Data excerpts:
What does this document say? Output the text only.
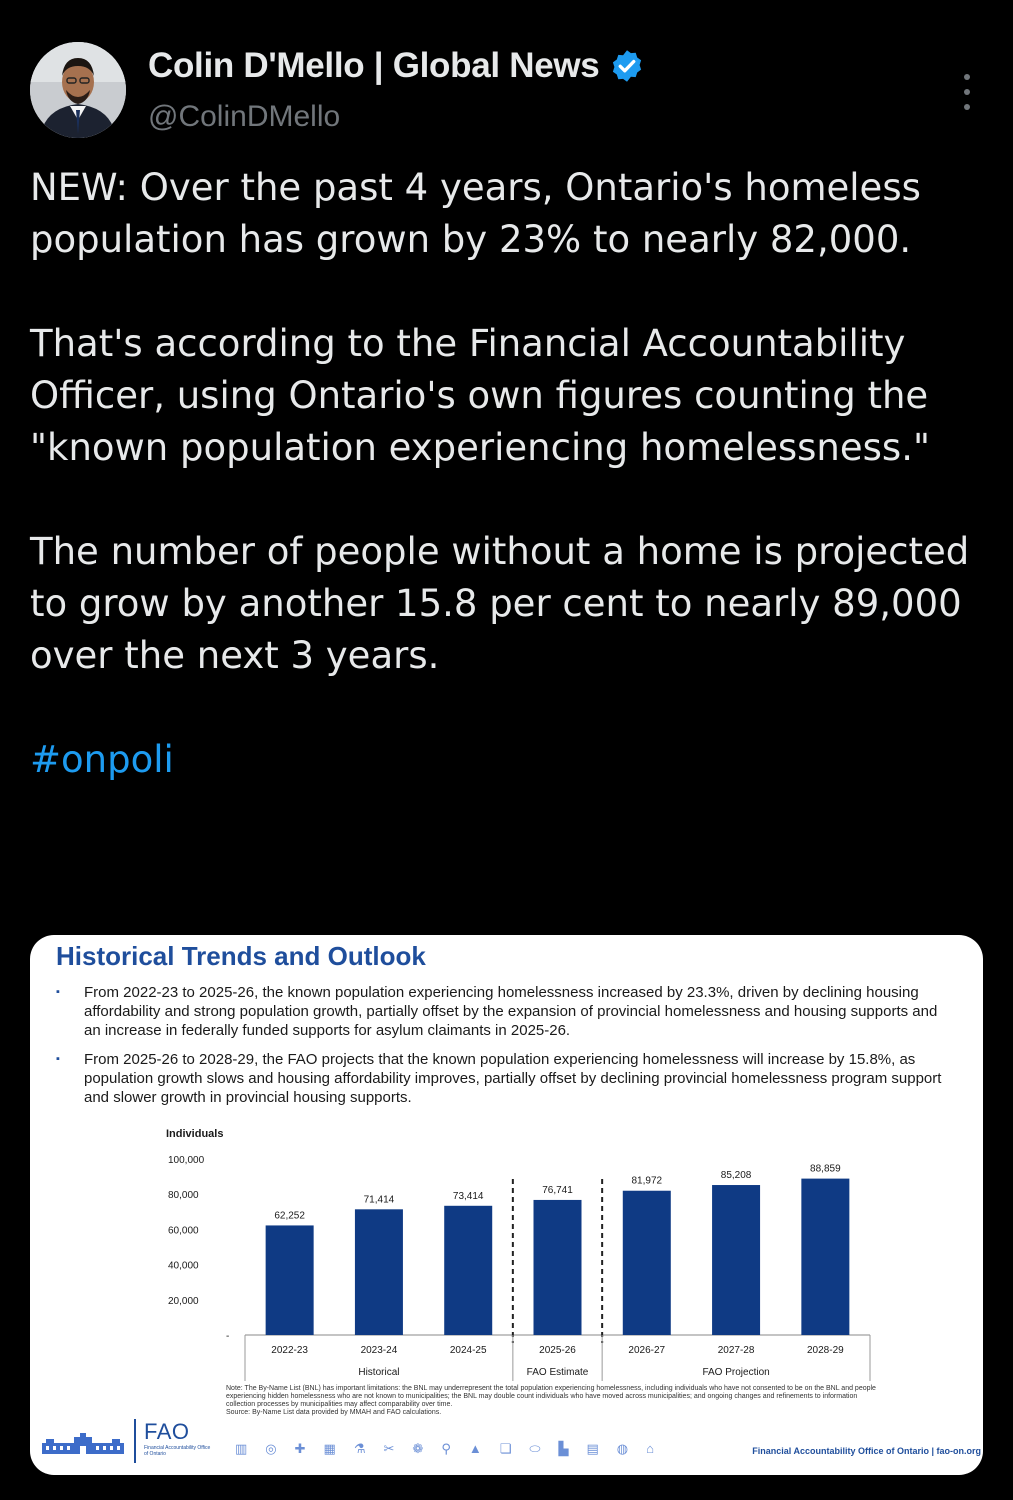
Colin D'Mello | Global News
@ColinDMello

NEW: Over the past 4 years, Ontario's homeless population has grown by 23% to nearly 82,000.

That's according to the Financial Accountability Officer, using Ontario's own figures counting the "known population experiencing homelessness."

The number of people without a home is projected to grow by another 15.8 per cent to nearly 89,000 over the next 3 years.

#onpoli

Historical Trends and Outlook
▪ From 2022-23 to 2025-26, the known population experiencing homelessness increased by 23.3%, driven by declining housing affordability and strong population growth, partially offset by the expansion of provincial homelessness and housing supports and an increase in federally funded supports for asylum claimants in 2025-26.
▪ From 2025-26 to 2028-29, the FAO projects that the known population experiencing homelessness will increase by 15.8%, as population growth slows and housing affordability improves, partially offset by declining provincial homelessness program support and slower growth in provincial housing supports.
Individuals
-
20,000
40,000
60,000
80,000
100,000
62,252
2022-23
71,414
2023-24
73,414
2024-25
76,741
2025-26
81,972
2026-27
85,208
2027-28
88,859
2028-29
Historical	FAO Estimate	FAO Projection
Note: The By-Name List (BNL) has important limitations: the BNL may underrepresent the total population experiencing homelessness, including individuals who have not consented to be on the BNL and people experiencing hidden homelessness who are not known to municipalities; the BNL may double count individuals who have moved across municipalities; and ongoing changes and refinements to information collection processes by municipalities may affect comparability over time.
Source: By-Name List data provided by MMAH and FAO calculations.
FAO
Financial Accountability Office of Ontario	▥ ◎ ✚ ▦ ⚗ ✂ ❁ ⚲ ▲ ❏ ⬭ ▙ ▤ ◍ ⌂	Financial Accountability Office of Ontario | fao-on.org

▶ **Set task**: Would you set down the listing exactly, omitting pictures?

▶ **Solution for this exercise**:
What does this document say? Output the text only.
Colin D'Mello | Global News
@ColinDMello

NEW: Over the past 4 years, Ontario's homeless population has grown by 23% to nearly 82,000.

That's according to the Financial Accountability Officer, using Ontario's own figures counting the "known population experiencing homelessness."

The number of people without a home is projected to grow by another 15.8 per cent to nearly 89,000 over the next 3 years.

#onpoli

Historical Trends and Outlook
▪ From 2022-23 to 2025-26, the known population experiencing homelessness increased by 23.3%, driven by declining housing affordability and strong population growth, partially offset by the expansion of provincial homelessness and housing supports and an increase in federally funded supports for asylum claimants in 2025-26.
▪ From 2025-26 to 2028-29, the FAO projects that the known population experiencing homelessness will increase by 15.8%, as population growth slows and housing affordability improves, partially offset by declining provincial homelessness program support and slower growth in provincial housing supports.
Individuals
-
20,000
40,000
60,000
80,000
100,000
62,252
2022-23
71,414
2023-24
73,414
2024-25
76,741
2025-26
81,972
2026-27
85,208
2027-28
88,859
2028-29
Historical	FAO Estimate	FAO Projection
Note: The By-Name List (BNL) has important limitations: the BNL may underrepresent the total population experiencing homelessness, including individuals who have not consented to be on the BNL and people experiencing hidden homelessness who are not known to municipalities; the BNL may double count individuals who have moved across municipalities; and ongoing changes and refinements to information collection processes by municipalities may affect comparability over time.
Source: By-Name List data provided by MMAH and FAO calculations.
FAO
Financial Accountability Office of Ontario	▥ ◎ ✚ ▦ ⚗ ✂ ❁ ⚲ ▲ ❏ ⬭ ▙ ▤ ◍ ⌂	Financial Accountability Office of Ontario | fao-on.org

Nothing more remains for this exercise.